---------- INPUT RECORDS
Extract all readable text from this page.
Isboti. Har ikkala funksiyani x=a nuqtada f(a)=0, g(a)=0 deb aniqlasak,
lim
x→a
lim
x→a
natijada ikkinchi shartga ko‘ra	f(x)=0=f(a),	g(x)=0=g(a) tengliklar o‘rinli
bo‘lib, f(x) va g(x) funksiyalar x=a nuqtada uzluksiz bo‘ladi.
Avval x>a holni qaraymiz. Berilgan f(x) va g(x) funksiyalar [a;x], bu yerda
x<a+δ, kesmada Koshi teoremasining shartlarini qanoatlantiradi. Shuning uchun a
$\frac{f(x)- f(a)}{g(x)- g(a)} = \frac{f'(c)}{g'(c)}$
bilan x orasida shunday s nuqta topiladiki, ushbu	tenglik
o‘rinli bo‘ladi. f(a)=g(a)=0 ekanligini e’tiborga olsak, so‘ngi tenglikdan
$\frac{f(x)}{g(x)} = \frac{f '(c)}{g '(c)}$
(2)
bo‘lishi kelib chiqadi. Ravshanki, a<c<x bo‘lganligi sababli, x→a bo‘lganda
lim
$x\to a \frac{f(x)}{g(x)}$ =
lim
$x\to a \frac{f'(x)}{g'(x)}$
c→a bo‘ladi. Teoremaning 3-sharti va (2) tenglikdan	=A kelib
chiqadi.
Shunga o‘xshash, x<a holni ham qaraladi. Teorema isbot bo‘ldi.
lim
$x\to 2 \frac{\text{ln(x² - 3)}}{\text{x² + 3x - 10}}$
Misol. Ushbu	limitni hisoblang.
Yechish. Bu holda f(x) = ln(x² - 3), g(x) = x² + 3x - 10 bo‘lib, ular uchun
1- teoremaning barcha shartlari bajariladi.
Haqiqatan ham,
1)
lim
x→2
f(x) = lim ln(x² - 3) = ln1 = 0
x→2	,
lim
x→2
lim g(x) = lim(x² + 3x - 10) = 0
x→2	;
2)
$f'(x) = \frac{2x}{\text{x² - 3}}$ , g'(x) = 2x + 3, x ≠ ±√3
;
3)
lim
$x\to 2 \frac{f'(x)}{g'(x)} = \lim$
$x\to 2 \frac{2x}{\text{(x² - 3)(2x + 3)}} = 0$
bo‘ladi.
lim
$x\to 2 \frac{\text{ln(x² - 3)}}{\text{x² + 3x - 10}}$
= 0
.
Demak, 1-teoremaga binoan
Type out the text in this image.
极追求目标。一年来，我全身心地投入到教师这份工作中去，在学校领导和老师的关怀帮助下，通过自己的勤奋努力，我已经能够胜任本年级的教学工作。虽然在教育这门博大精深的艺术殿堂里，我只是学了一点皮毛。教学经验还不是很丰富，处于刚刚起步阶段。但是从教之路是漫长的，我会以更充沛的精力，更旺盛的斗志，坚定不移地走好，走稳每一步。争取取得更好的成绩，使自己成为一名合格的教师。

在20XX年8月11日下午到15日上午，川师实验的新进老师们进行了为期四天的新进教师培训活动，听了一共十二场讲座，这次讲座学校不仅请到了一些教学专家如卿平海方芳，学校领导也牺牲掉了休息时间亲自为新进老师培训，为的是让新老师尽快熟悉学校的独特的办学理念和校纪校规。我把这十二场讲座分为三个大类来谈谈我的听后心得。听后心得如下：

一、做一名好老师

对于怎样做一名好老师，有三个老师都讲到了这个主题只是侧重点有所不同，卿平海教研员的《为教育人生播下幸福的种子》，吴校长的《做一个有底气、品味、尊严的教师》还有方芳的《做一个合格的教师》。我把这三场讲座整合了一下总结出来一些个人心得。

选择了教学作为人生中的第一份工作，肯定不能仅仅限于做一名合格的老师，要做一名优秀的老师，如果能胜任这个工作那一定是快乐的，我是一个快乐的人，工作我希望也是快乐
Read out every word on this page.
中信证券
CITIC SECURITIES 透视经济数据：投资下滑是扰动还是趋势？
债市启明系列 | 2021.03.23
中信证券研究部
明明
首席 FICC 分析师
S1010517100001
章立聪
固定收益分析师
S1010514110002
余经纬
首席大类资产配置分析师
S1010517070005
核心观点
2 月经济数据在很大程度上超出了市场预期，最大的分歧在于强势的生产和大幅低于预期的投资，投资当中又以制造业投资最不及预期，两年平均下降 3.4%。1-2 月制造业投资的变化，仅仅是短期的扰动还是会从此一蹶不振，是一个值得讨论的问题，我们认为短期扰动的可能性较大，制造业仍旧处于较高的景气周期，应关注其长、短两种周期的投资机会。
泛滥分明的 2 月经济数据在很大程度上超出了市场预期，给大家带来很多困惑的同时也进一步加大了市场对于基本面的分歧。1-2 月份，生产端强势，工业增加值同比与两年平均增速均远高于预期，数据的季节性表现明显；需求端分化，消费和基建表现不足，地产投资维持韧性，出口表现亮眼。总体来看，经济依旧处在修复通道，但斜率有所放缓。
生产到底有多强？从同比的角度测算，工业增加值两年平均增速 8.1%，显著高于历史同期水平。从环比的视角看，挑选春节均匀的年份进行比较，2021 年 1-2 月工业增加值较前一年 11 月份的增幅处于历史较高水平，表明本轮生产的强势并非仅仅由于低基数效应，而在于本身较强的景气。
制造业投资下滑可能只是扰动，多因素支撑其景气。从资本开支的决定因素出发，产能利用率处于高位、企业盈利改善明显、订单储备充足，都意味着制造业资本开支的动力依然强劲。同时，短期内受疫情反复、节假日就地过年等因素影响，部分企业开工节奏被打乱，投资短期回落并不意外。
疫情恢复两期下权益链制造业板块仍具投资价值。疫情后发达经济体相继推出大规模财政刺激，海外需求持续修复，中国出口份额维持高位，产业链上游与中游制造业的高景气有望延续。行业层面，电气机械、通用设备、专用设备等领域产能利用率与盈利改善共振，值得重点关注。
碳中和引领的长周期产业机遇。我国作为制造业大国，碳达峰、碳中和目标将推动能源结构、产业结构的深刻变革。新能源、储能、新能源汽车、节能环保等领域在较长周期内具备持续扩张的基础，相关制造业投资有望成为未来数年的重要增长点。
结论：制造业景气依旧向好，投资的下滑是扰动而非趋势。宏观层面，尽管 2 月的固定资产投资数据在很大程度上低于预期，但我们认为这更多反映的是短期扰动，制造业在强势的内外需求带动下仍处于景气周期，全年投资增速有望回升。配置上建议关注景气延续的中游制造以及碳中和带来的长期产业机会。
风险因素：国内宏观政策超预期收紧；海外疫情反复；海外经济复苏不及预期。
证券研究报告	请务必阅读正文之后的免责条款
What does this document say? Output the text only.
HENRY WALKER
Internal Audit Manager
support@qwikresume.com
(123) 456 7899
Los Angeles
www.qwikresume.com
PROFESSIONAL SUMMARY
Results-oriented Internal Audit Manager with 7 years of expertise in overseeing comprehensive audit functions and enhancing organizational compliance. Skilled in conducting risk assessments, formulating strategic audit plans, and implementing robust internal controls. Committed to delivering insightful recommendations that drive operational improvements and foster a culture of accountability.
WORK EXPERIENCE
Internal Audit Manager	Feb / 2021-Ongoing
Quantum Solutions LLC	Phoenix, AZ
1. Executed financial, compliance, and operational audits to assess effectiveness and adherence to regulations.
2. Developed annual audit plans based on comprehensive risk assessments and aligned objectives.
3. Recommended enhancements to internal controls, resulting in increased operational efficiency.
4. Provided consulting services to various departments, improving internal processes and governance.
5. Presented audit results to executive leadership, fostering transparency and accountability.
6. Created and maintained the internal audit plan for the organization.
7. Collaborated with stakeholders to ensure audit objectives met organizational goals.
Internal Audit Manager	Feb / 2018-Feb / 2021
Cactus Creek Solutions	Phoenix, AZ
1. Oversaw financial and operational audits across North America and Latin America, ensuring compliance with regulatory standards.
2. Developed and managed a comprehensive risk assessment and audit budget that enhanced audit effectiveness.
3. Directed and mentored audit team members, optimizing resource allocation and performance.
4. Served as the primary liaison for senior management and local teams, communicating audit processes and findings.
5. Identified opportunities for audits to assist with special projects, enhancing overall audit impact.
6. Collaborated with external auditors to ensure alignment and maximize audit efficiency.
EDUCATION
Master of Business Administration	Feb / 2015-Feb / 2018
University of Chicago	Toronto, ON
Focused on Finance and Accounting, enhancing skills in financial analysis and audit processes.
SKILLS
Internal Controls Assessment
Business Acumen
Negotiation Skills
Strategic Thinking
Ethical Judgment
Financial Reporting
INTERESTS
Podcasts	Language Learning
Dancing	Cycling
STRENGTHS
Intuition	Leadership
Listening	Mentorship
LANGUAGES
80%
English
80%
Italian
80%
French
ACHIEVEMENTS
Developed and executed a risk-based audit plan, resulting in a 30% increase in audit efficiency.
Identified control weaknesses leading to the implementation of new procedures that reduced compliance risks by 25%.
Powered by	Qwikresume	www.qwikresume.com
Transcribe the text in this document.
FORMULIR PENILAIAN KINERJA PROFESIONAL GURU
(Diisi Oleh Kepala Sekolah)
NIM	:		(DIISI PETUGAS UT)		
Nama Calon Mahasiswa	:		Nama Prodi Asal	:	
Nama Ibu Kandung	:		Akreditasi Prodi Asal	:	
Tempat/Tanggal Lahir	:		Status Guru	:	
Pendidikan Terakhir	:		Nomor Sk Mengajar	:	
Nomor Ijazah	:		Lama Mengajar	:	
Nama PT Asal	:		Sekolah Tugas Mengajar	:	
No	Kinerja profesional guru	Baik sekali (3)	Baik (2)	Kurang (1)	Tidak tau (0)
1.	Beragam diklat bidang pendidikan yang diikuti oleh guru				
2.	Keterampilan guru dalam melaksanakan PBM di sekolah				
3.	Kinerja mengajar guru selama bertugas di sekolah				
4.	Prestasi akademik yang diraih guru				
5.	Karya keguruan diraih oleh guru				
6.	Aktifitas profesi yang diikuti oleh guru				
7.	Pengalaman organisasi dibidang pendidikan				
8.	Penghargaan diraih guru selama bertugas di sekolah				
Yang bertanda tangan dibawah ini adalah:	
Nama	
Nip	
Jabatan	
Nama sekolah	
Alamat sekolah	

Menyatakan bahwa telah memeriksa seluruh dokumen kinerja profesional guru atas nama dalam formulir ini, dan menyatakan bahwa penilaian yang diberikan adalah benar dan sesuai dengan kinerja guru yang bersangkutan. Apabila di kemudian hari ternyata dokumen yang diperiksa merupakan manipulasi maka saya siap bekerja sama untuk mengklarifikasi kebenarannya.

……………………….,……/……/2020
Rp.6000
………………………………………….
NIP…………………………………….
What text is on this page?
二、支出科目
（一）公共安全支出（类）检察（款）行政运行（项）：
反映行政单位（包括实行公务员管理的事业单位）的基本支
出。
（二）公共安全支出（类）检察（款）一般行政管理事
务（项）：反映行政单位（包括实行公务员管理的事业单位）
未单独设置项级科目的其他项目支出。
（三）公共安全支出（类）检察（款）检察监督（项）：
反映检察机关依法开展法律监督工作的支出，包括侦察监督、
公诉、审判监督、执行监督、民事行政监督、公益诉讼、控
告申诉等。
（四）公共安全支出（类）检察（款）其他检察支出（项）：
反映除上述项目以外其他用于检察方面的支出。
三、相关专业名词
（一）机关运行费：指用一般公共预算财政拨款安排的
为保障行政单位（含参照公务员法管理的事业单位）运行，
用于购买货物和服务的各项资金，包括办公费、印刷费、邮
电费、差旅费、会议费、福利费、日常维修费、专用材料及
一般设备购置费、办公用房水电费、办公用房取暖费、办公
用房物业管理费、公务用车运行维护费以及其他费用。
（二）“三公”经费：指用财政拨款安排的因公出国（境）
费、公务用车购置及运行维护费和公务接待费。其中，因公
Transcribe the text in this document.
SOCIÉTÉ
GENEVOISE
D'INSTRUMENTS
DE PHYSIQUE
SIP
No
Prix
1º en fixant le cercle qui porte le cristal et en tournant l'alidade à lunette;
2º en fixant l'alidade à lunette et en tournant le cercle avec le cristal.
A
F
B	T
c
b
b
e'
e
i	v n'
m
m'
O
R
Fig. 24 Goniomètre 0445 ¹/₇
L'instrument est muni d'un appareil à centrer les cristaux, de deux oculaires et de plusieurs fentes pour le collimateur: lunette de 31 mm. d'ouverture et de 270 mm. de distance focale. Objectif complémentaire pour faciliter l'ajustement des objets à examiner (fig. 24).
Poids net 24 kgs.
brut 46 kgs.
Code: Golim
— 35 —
--------------------
- [WHAT IS ASKED] Where a line of the records above holds the word "accountability", copy that line.

- [EXPECTED OUTPUT]
Results-oriented Internal Audit Manager with 7 years of expertise in overseeing comprehensive audit functions and enhancing organizational compliance. Skilled in conducting risk assessments, formulating strategic audit plans, and implementing robust internal controls. Committed to delivering insightful recommendations that drive operational improvements and foster a culture of accountability.
5. Presented audit results to executive leadership, fostering transparency and accountability.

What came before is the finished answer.